▶ _Supplied records_:
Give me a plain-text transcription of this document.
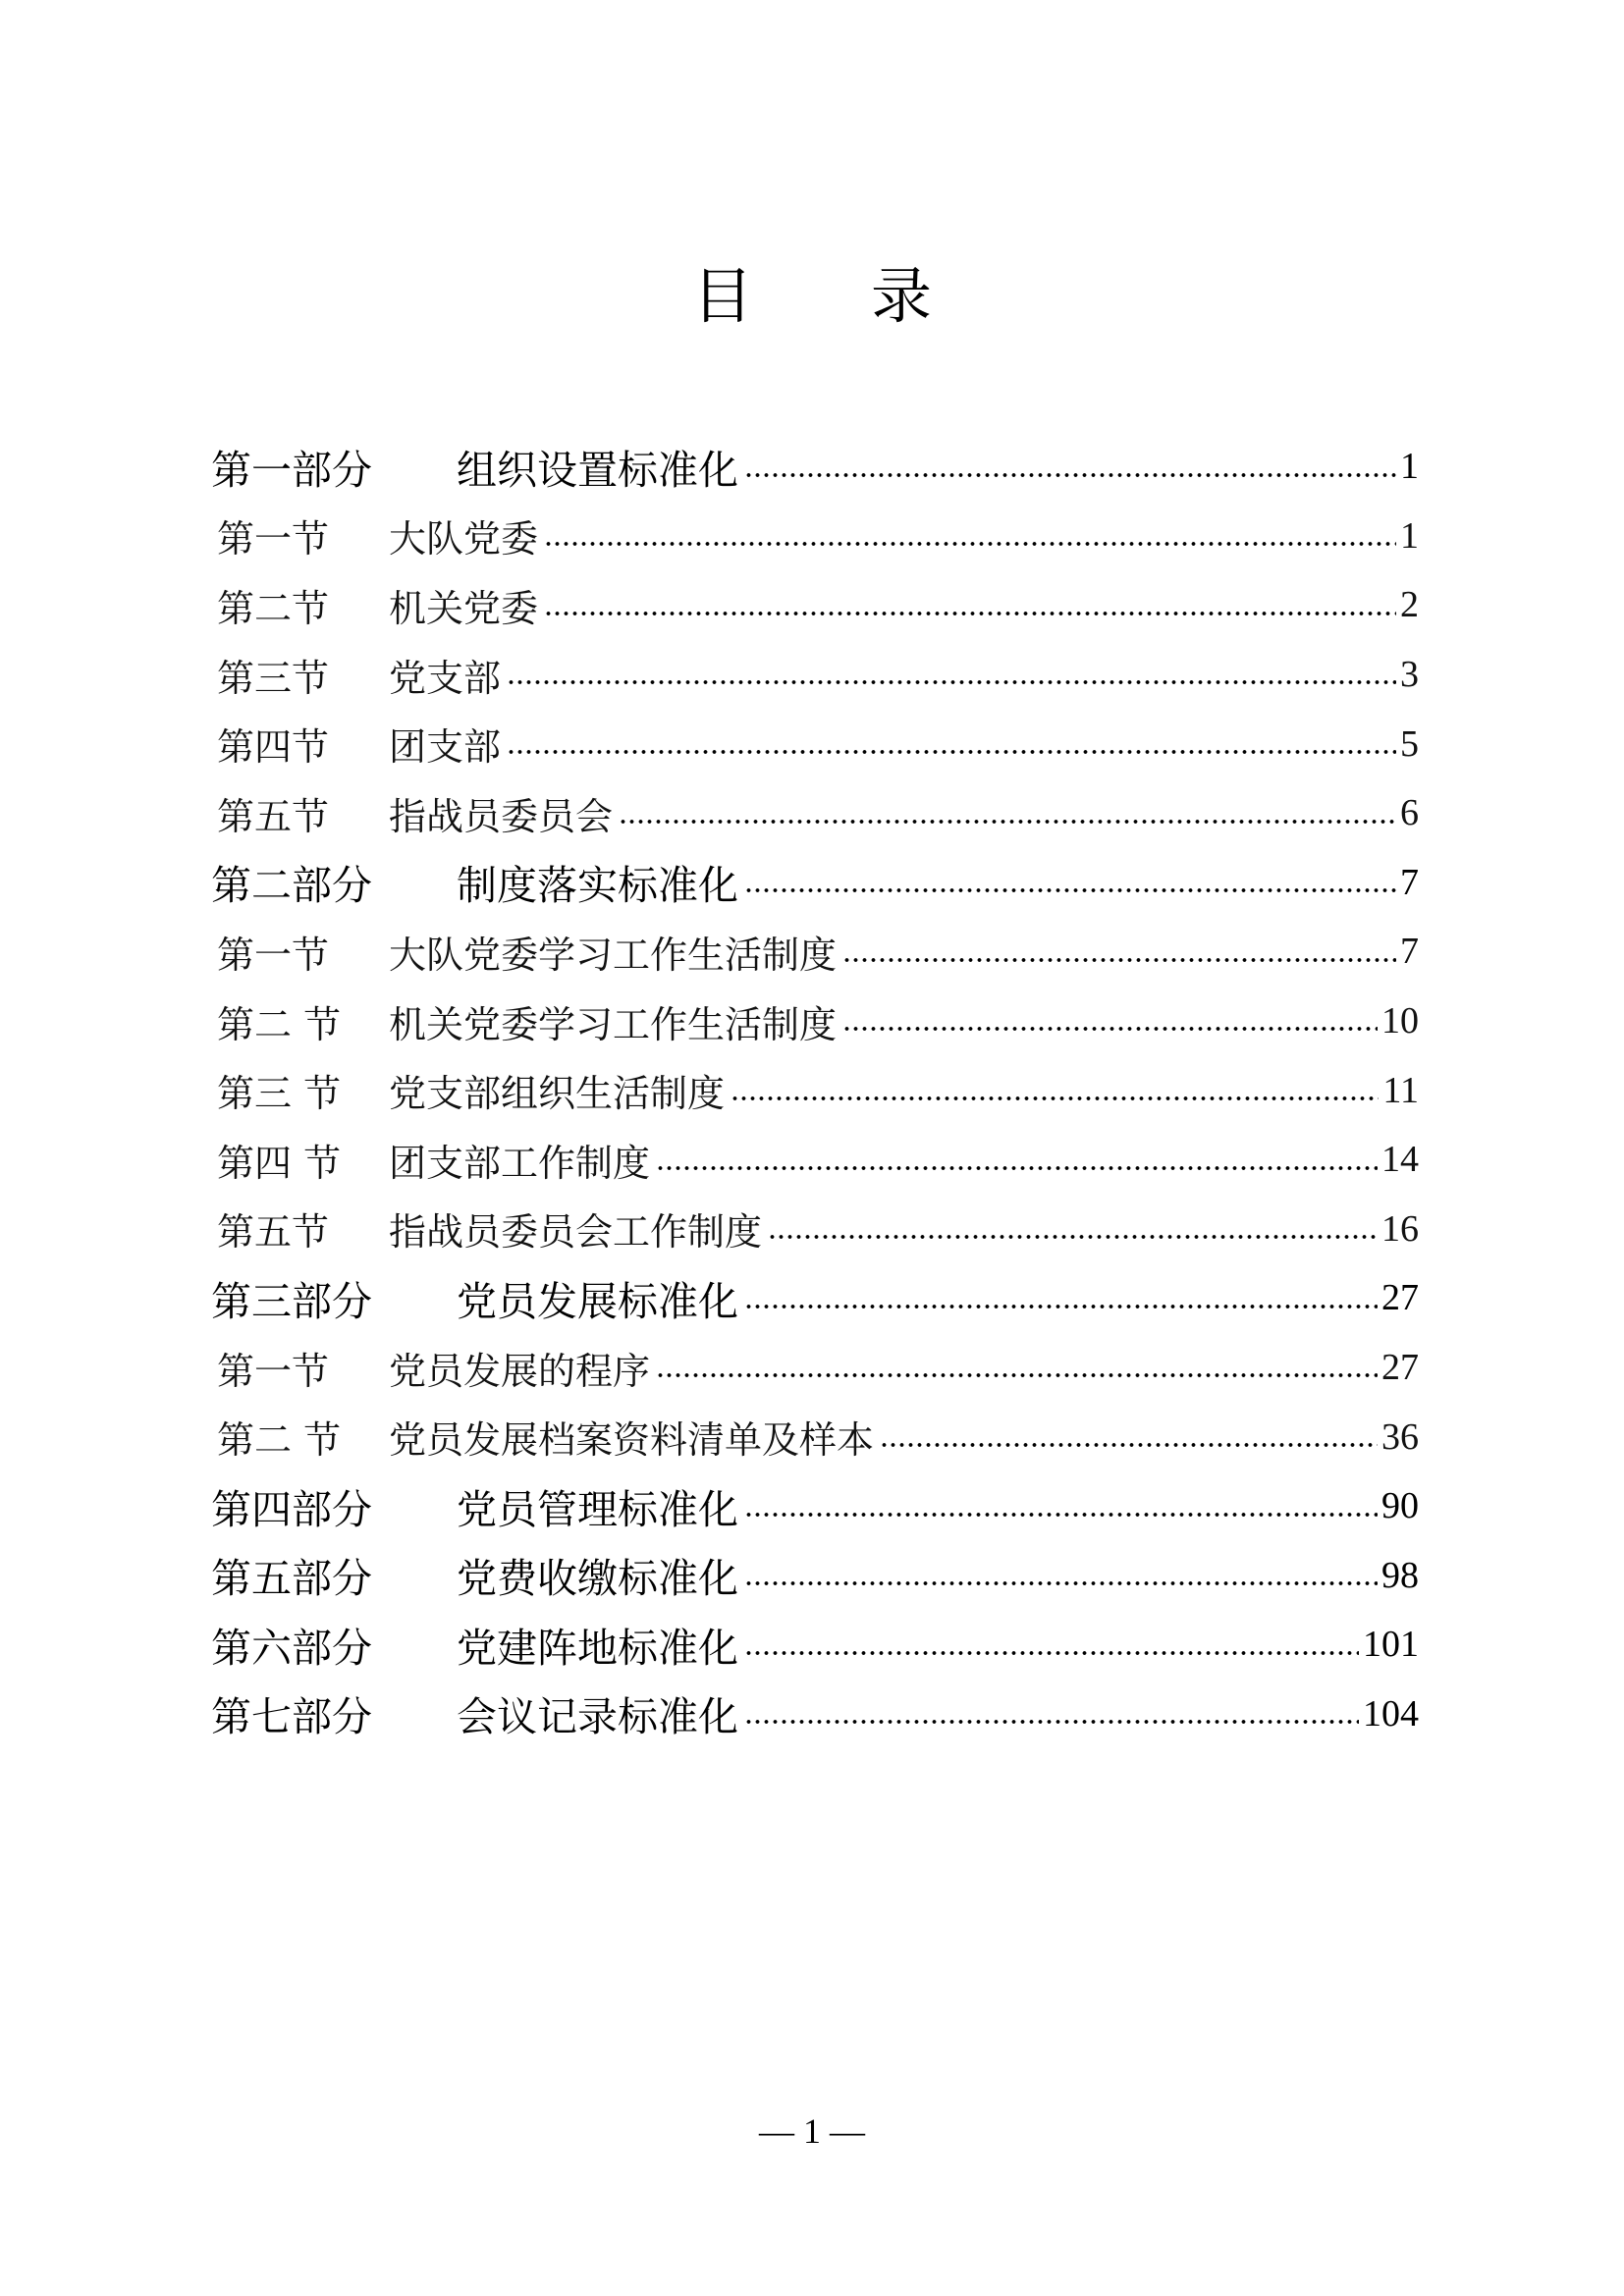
目录
第一部分	组织设置标准化	1
第一节	大队党委	1
第二节	机关党委	2
第三节	党支部	3
第四节	团支部	5
第五节	指战员委员会	6
第二部分	制度落实标准化	7
第一节	大队党委学习工作生活制度	7
第二 节	机关党委学习工作生活制度	10
第三 节	党支部组织生活制度	11
第四 节	团支部工作制度	14
第五节	指战员委员会工作制度	16
第三部分	党员发展标准化	27
第一节	党员发展的程序	27
第二 节	党员发展档案资料清单及样本	36
第四部分	党员管理标准化	90
第五部分	党费收缴标准化	98
第六部分	党建阵地标准化	101
第七部分	会议记录标准化	104
— 1 —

▶ _Given request_:
Omit every picture, and otherwise quote the entries exactly.

▶ _Finished answer_:
Give me a plain-text transcription of this document.
目录
第一部分	组织设置标准化	1
第一节	大队党委	1
第二节	机关党委	2
第三节	党支部	3
第四节	团支部	5
第五节	指战员委员会	6
第二部分	制度落实标准化	7
第一节	大队党委学习工作生活制度	7
第二 节	机关党委学习工作生活制度	10
第三 节	党支部组织生活制度	11
第四 节	团支部工作制度	14
第五节	指战员委员会工作制度	16
第三部分	党员发展标准化	27
第一节	党员发展的程序	27
第二 节	党员发展档案资料清单及样本	36
第四部分	党员管理标准化	90
第五部分	党费收缴标准化	98
第六部分	党建阵地标准化	101
第七部分	会议记录标准化	104
— 1 —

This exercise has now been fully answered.